GIVEN PASSAGE:
3. Results and discussion

To confirm that the silicon waveguide’s fundamental TE mode is indeed trapped within the tapered metal nanobrick array structure shown in Fig. 1, we calculated the magnetic field magnitude distribution (|Hz/Hinc| where Hinc is the incident magnetic field) at several input frequencies. Figures 4(a)-(c) show the top views (xy plane) of the magnetic field profile measured at the middle height of the tapered metal chain (z = 235 nm) for the input wavelengths of 1475 nm, 1550 nm, and 1600 nm, respectively. It is seen that the silicon waveguide TE mode is efficiently coupled to the tapered metal nanobrick array and that the electromagnetic field is concentrated around a cut-off position on the tapered array depending on the input frequency/wavelength. For instance, Fig. 4(a) shows that the guided input at a higher frequency (203.4 THz, λ = 1475 nm) is concentrated near the front region of the tapered array with smaller metal nanobricks, and the field distribution becomes weaker toward the end of the array due to the effective cut-off of the propagating plasmonic mode for the wider metal nanobricks. On the other hand, at a lower frequency (187.5 THz, λ = 1600 nm), the guided mode is mainly concentrated at the rear region of the array with wider metal nanobricks as shown in Fig. 4(c).

YOUR INSTRUCTIONS: Carry the passage on tapered metal nanobrick arrays forward, beginning after its last sentence. The data below comes from a separate source and is unrelated to the text.

Records from a dataset
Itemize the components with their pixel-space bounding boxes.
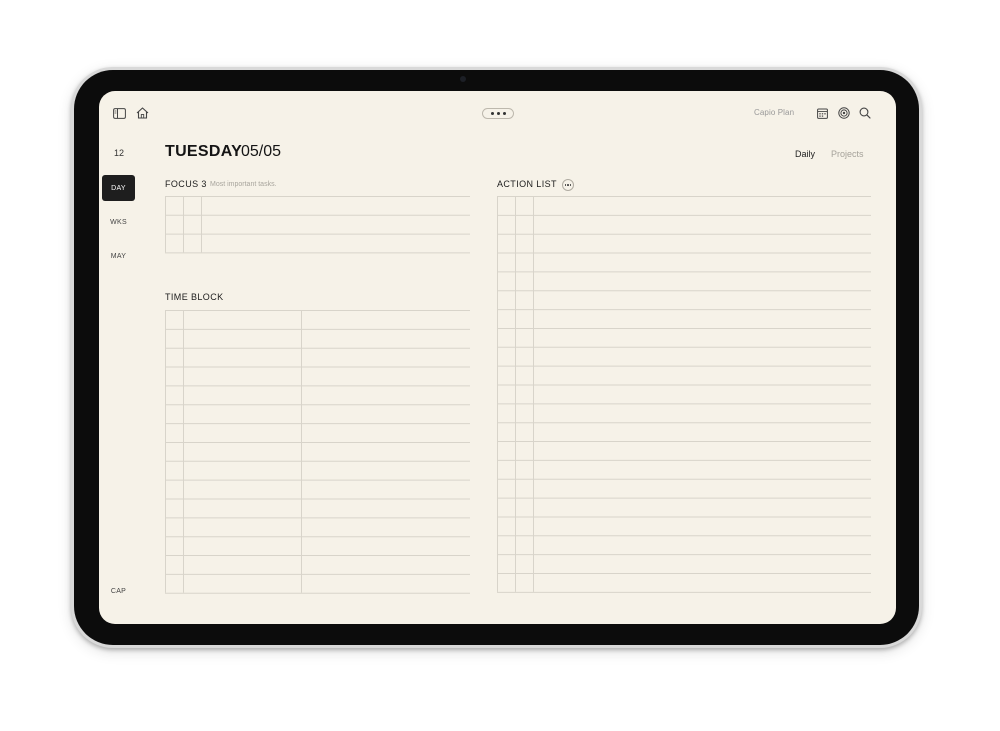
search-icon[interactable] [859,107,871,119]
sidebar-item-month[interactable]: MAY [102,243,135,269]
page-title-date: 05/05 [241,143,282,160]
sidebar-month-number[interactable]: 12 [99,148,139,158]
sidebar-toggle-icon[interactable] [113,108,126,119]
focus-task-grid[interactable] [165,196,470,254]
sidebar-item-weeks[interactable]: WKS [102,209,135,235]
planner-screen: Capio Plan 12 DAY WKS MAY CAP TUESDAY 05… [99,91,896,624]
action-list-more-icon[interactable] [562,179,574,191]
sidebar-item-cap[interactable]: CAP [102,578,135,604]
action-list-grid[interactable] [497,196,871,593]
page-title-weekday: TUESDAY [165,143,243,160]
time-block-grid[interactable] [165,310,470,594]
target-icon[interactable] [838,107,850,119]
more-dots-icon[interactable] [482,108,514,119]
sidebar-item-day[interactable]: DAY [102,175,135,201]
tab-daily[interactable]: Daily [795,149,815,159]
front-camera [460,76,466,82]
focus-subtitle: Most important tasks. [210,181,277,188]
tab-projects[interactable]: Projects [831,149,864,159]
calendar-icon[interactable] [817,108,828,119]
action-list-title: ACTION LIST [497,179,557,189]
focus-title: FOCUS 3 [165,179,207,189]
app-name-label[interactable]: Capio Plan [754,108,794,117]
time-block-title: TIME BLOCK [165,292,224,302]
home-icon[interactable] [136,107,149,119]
--
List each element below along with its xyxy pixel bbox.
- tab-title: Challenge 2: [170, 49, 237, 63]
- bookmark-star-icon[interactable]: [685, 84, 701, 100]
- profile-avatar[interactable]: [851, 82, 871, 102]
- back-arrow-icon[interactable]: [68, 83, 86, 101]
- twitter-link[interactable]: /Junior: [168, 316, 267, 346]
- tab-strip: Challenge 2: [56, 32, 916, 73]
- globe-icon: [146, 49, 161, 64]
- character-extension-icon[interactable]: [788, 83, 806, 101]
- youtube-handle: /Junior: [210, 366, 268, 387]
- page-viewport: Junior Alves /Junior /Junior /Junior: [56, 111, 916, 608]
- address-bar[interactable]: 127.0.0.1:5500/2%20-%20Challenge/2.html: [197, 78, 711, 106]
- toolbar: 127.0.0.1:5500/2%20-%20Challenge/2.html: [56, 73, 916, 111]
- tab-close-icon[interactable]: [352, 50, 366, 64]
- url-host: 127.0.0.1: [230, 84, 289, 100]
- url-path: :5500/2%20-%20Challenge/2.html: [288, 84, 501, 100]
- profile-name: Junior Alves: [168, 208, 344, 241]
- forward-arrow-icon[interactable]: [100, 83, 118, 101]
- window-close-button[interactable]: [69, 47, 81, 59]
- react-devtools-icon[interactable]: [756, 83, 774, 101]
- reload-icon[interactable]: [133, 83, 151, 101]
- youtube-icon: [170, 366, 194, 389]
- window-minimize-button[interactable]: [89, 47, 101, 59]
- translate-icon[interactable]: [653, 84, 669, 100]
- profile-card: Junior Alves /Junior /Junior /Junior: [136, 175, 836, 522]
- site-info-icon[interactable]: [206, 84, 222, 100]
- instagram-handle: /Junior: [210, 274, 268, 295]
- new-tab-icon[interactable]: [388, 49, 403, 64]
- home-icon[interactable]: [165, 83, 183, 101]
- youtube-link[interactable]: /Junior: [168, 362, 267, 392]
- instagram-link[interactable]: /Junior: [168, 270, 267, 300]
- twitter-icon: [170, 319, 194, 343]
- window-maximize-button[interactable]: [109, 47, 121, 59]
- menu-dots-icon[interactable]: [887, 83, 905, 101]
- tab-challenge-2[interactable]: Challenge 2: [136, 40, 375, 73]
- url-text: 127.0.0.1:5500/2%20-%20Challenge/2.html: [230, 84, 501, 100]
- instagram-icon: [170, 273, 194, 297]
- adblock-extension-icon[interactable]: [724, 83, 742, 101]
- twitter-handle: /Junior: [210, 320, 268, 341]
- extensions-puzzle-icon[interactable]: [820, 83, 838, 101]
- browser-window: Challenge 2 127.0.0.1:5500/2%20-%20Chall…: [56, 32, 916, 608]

RESPONSE:
 figure: Fig. 4

Fig. 4 (a)-(c) Top views of magnetic field profile for the tapered metal chain calculated at the middle of tapered metal chain (z = 235 nm) at different incident wavelengths: (a) λ = 1475 nm (203.4 THz), (b) λ = 1550 nm (193.5 THz), and (c) λ = 1600 nm (187.5 THz), respectively. (d) The absorptivity for waveguide perfect absorber consisting of a tapered metal chain of a silicon ridge waveguide. The inset shows the absorbed power per volume (inset) at an incident power of 1W for the wavelength of 1550 nm (193.5 THz).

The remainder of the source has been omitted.